Task goal.
Pull out each line of the data that includes the word "James".

Provided records.
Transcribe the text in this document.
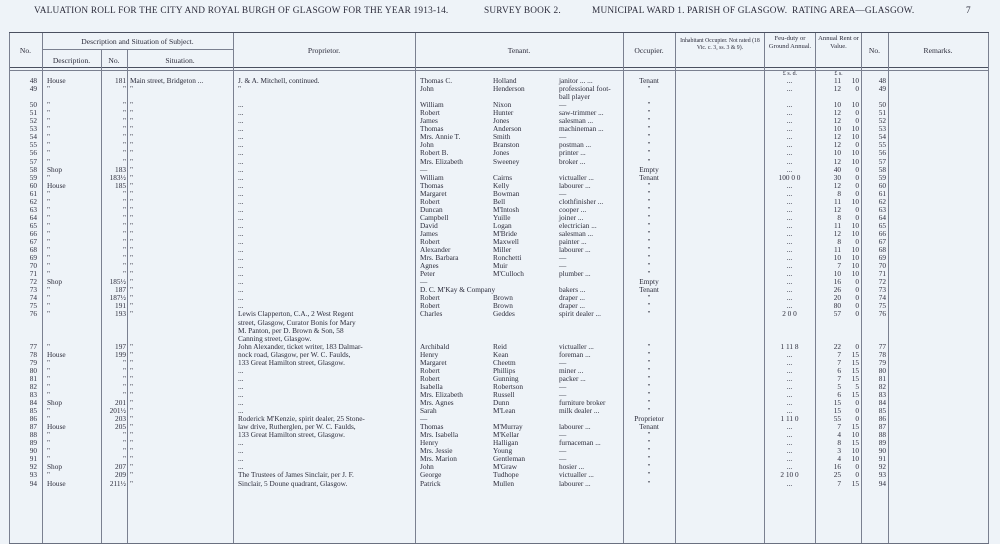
VALUATION ROLL FOR THE CITY AND ROYAL BURGH OF GLASGOW FOR THE YEAR 1913-14.	SURVEY BOOK 2.	MUNICIPAL WARD 1. PARISH OF GLASGOW. RATING AREA—GLASGOW.	7
No.
Description and Situation of Subject.
Description.	No.	Situation.
Proprietor.	Tenant.	Occupier.
Inhabitant Occupier. Not rated (18 Vic. c. 3, ss. 3 & 9).
Feu-duty or Ground Annual.
Annual Rent or Value.	No.	Remarks.
£ s. d.	£ s.
48 House	181 Main street, Bridgeton ...	J. & A. Mitchell, continued.	Thomas C.	Holland	janitor ... ...	Tenant	...	11	10	48
49 "	" "	"	John	Henderson	professional foot-	"	...	12	0	49
ball player
50 "	" "	...	William	Nixon	—	"	...	10	10	50
51 "	" "	...	Robert	Hunter	saw-trimmer ...	"	...	12	0	51
52 "	" "	...	James	Jones	salesman ...	"	...	12	0	52
53 "	" "	...	Thomas	Anderson	machineman ...	"	...	10	10	53
54 "	" "	...	Mrs. Annie T.	Smith	—	"	...	12	10	54
55 "	" "	...	John	Branston	postman ...	"	...	12	0	55
56 "	" "	...	Robert B.	Jones	printer ...	"	...	10	10	56
57 "	" "	...	Mrs. Elizabeth	Sweeney	broker ...	"	...	12	10	57
58 Shop	183 "	...	—	Empty	...	40	0	58
59 "	183½ "	...	William	Cairns	victualler ...	Tenant	100 0 0	30	0	59
60 House	185 "	...	Thomas	Kelly	labourer ...	"	...	12	0	60
61 "	" "	...	Margaret	Bowman	—	"	...	8	0	61
62 "	" "	...	Robert	Bell	clothfinisher ...	"	...	11	10	62
63 "	" "	...	Duncan	M'Intosh	cooper ...	"	...	12	0	63
64 "	" "	...	Campbell	Yuille	joiner ...	"	...	8	0	64
65 "	" "	...	David	Logan	electrician ...	"	...	11	10	65
66 "	" "	...	James	M'Bride	salesman ...	"	...	12	10	66
67 "	" "	...	Robert	Maxwell	painter ...	"	...	8	0	67
68 "	" "	...	Alexander	Miller	labourer ...	"	...	11	10	68
69 "	" "	...	Mrs. Barbara	Ronchetti	—	"	...	10	10	69
70 "	" "	...	Agnes	Muir	—	"	...	7	10	70
71 "	" "	...	Peter	M'Culloch	plumber ...	"	...	10	10	71
72 Shop	185½ "	...	—	Empty	...	16	0	72
73 "	187 "	...	D. C. M'Kay & Company	bakers ...	Tenant	...	26	0	73
74 "	187½ "	...	Robert	Brown	draper ...	"	...	20	0	74
75 "	191 "	...	Robert	Brown	draper ...	"	...	80	0	75
76 "	193 "	Lewis Clapperton, C.A., 2 West Regent	Charles	Geddes	spirit dealer ...	"	2 0 0	57	0	76
street, Glasgow, Curator Bonis for Mary
M. Panton, per D. Brown & Son, 58
Canning street, Glasgow.
77 "	197 "	John Alexander, ticket writer, 183 Dalmar-	Archibald	Reid	victualler ...	"	1 11 8	22	0	77
78 House	199 "	nock road, Glasgow, per W. C. Faulds,	Henry	Kean	foreman ...	"	...	7	15	78
79 "	" "	133 Great Hamilton street, Glasgow.	Margaret	Cheetm	—	"	...	7	15	79
80 "	" "	...	Robert	Phillips	miner ...	"	...	6	15	80
81 "	" "	...	Robert	Gunning	packer ...	"	...	7	15	81
82 "	" "	...	Isabella	Robertson	—	"	...	5	5	82
83 "	" "	...	Mrs. Elizabeth	Russell	—	"	...	6	15	83
84 Shop	201 "	...	Mrs. Agnes	Dunn	furniture broker	"	...	15	0	84
85 "	201½ "	...	Sarah	M'Lean	milk dealer ...	"	...	15	0	85
86 "	203 "	Roderick M'Kenzie, spirit dealer, 25 Stone-	—	Proprietor	1 11 0	55	0	86
87 House	205 "	law drive, Rutherglen, per W. C. Faulds,	Thomas	M'Murray	labourer ...	Tenant	...	7	15	87
88 "	" "	133 Great Hamilton street, Glasgow.	Mrs. Isabella	M'Kellar	—	"	...	4	10	88
89 "	" "	...	Henry	Halligan	furnaceman ...	"	...	8	15	89
90 "	" "	...	Mrs. Jessie	Young	—	"	...	3	10	90
91 "	" "	...	Mrs. Marion	Gentleman	—	"	...	4	10	91
92 Shop	207 "	...	John	M'Graw	hosier ...	"	...	16	0	92
93 "	209 "	The Trustees of James Sinclair, per J. F.	George	Tudhope	victualler ...	"	2 10 0	25	0	93
94 House	211½ "	Sinclair, 5 Doune quadrant, Glasgow.	Patrick	Mullen	labourer ...	"	...	7	15	94
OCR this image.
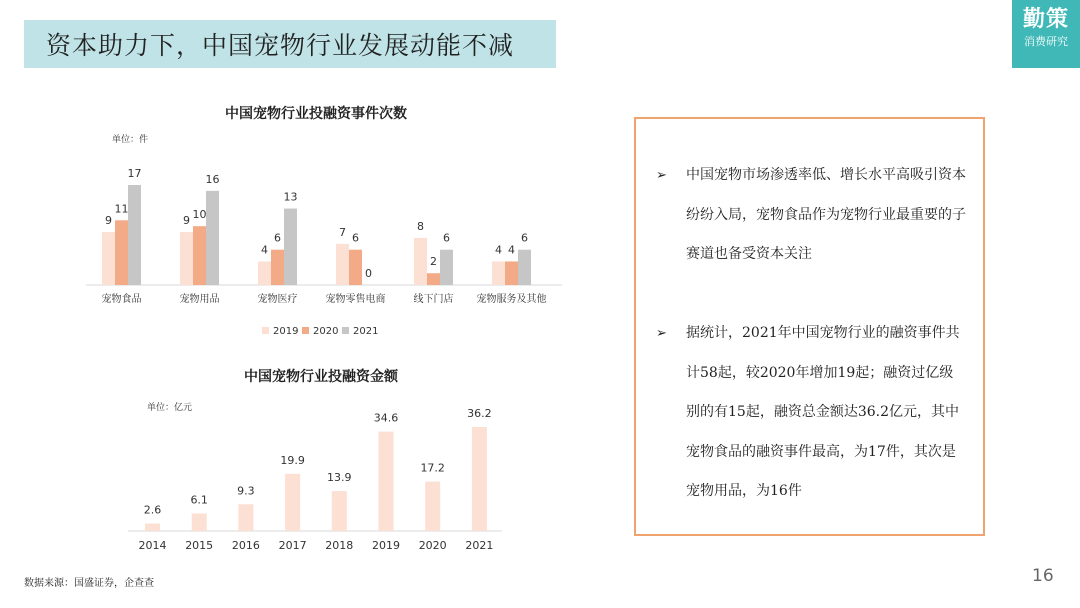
资本助力下，中国宠物行业发展动能不减
勤策
消费研究
中国宠物行业投融资事件次数
单位：件
9
11
17
宠物食品
9 10
16
宠物用品
4
6
13
宠物医疗
7 6
0
宠物零售电商
8
2
6
线下门店
4 4
6
宠物服务及其他
2019 2020 2021
中国宠物行业投融资金额
单位：亿元
2.6
2014
6.1
2015
9.3
2016
19.9
2017
13.9
2018
34.6
2019
17.2
2020
36.2
2021
➢	中国宠物市场渗透率低、增长水平高吸引资本纷纷入局，宠物食品作为宠物行业最重要的子赛道也备受资本关注
➢	据统计，2021年中国宠物行业的融资事件共计58起，较2020年增加19起；融资过亿级别的有15起，融资总金额达36.2亿元，其中宠物食品的融资事件最高，为17件，其次是宠物用品，为16件
数据来源：国盛证券，企查查	16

Correct output.
52 "	" "	...	James	Jones	salesman ...	"	...	12	0	52
66 "	" "	...	James	M'Bride	salesman ...	"	...	12	10	66
93 "	209 "	The Trustees of James Sinclair, per J. F.	George	Tudhope	victualler ...	"	2 10 0	25	0	93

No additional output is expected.